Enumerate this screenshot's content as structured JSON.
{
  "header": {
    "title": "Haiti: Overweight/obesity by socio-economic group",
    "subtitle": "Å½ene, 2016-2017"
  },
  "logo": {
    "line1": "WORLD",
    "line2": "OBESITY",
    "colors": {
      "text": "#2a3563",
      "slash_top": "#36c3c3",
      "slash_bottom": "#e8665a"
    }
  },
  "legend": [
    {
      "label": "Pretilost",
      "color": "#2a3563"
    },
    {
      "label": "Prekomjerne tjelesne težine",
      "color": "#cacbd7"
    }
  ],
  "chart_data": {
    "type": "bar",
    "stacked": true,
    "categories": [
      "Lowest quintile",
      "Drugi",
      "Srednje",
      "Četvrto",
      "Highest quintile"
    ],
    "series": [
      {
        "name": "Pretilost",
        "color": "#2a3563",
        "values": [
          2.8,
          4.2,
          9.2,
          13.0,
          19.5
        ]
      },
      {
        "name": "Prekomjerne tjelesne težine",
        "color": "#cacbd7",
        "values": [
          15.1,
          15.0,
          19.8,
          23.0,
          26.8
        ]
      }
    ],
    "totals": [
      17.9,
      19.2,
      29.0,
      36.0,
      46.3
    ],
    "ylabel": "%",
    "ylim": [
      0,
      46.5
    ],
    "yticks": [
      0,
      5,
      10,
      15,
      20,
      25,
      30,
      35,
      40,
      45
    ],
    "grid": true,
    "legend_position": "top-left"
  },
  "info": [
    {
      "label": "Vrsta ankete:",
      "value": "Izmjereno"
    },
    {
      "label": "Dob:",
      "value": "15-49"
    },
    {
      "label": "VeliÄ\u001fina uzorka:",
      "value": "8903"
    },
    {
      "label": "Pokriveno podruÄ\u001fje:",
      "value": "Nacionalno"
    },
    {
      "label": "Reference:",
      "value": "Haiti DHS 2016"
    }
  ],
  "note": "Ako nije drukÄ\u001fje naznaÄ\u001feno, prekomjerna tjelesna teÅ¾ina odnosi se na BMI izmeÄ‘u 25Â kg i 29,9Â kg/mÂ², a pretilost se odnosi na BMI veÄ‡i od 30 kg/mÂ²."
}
◆ ◆ ◆
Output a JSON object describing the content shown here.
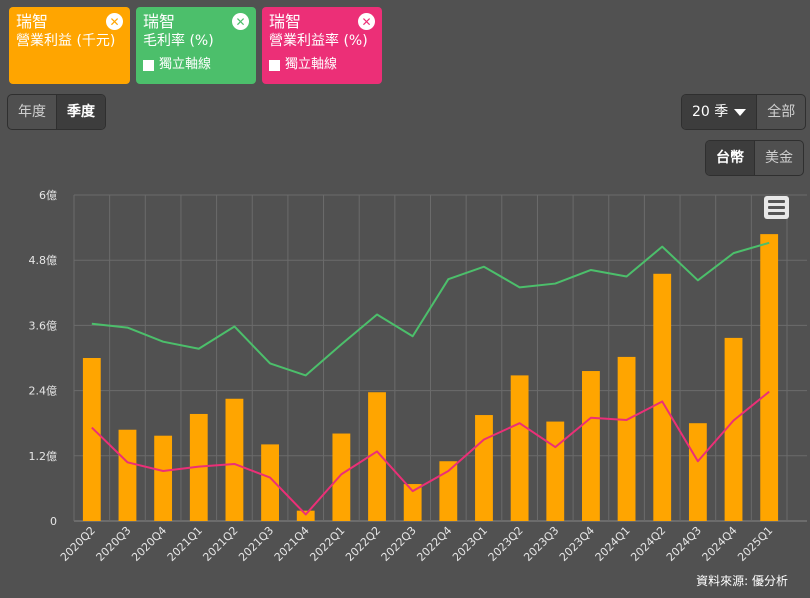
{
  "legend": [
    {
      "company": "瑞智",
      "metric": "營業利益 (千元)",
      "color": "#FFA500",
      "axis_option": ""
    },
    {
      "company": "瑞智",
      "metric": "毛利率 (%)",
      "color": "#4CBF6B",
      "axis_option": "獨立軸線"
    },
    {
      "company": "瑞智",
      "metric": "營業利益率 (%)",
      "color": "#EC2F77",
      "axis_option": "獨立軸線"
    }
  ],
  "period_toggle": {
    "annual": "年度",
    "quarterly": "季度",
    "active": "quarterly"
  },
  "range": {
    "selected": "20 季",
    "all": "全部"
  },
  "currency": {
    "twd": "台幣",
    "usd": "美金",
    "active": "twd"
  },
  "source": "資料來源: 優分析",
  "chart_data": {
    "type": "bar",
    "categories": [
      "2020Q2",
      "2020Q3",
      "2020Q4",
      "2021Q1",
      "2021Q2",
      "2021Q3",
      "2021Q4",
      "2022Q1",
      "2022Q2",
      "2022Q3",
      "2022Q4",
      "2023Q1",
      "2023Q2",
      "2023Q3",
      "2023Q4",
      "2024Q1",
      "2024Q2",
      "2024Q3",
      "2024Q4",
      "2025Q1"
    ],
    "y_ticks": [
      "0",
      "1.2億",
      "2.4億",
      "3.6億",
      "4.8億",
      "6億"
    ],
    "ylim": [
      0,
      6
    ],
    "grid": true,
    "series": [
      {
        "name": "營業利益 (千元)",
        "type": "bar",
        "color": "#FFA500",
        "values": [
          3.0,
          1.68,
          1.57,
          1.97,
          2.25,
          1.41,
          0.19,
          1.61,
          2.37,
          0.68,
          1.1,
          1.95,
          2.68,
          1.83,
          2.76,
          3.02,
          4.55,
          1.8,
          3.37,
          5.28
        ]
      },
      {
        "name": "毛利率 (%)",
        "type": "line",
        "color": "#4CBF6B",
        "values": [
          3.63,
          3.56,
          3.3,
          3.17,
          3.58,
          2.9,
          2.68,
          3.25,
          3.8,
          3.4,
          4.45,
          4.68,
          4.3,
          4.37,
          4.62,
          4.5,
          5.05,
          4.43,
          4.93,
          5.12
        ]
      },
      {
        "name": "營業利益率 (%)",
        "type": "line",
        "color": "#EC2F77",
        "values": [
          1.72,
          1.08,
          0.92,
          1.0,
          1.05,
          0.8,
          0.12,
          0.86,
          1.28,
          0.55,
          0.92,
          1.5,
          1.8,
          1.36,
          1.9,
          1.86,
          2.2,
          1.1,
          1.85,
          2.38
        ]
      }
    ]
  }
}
◆ ◆ ◆
Give only the number of lines in the entries that contain "JSON".

2